Short problem. Could you copy every line from the material below in which "after" appears?

Recorded information.
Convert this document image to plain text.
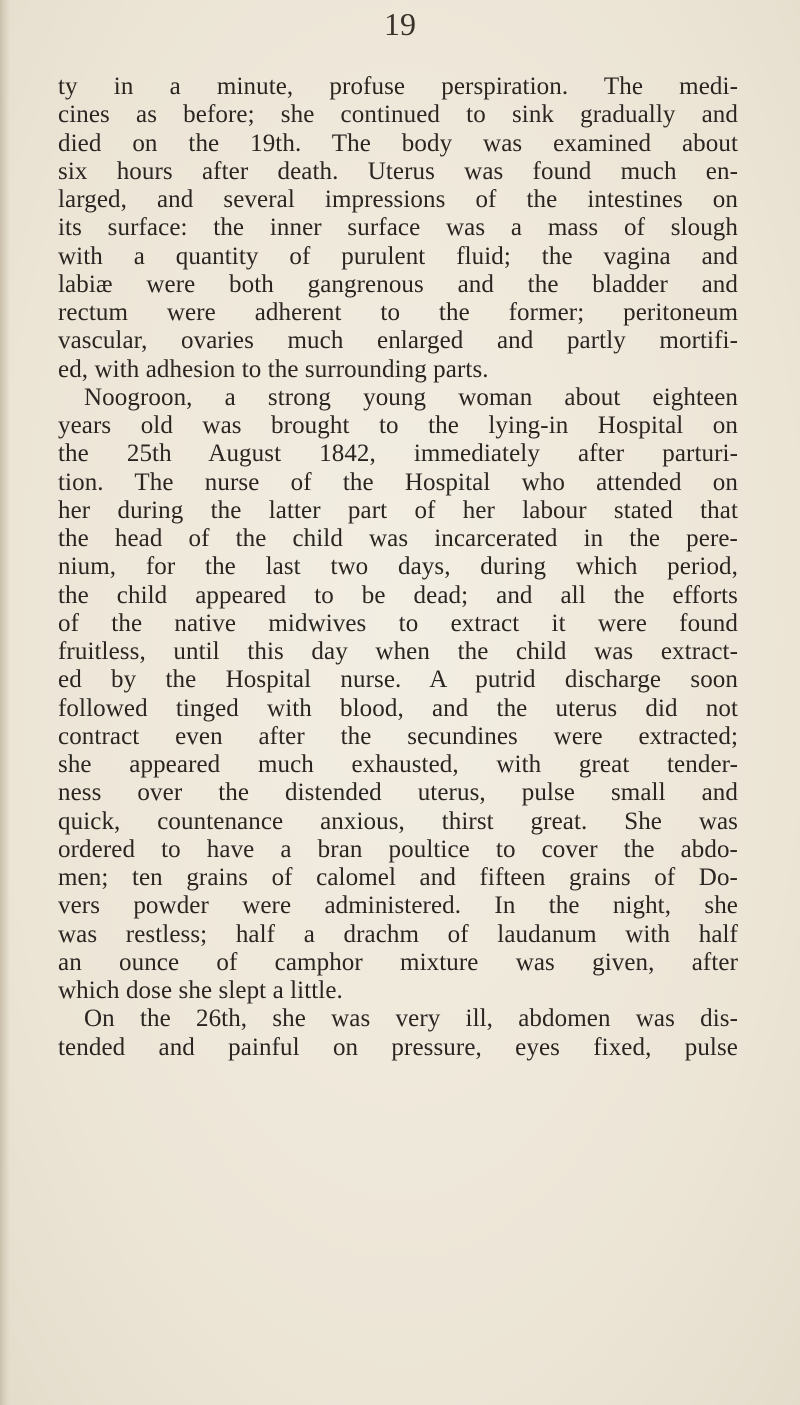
19
ty in a minute, profuse perspiration. The medi-
cines as before; she continued to sink gradually and
died on the 19th. The body was examined about
six hours after death. Uterus was found much en-
larged, and several impressions of the intestines on
its surface: the inner surface was a mass of slough
with a quantity of purulent fluid; the vagina and
labiæ were both gangrenous and the bladder and
rectum were adherent to the former; peritoneum
vascular, ovaries much enlarged and partly mortifi-
ed, with adhesion to the surrounding parts.
Noogroon, a strong young woman about eighteen
years old was brought to the lying-in Hospital on
the 25th August 1842, immediately after parturi-
tion. The nurse of the Hospital who attended on
her during the latter part of her labour stated that
the head of the child was incarcerated in the pere-
nium, for the last two days, during which period,
the child appeared to be dead; and all the efforts
of the native midwives to extract it were found
fruitless, until this day when the child was extract-
ed by the Hospital nurse. A putrid discharge soon
followed tinged with blood, and the uterus did not
contract even after the secundines were extracted;
she appeared much exhausted, with great tender-
ness over the distended uterus, pulse small and
quick, countenance anxious, thirst great. She was
ordered to have a bran poultice to cover the abdo-
men; ten grains of calomel and fifteen grains of Do-
vers powder were administered. In the night, she
was restless; half a drachm of laudanum with half
an ounce of camphor mixture was given, after
which dose she slept a little.
On the 26th, she was very ill, abdomen was dis-
tended and painful on pressure, eyes fixed, pulse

Task solution.
six hours after death. Uterus was found much en-
the 25th August 1842, immediately after parturi-
contract even after the secundines were extracted;
an ounce of camphor mixture was given, after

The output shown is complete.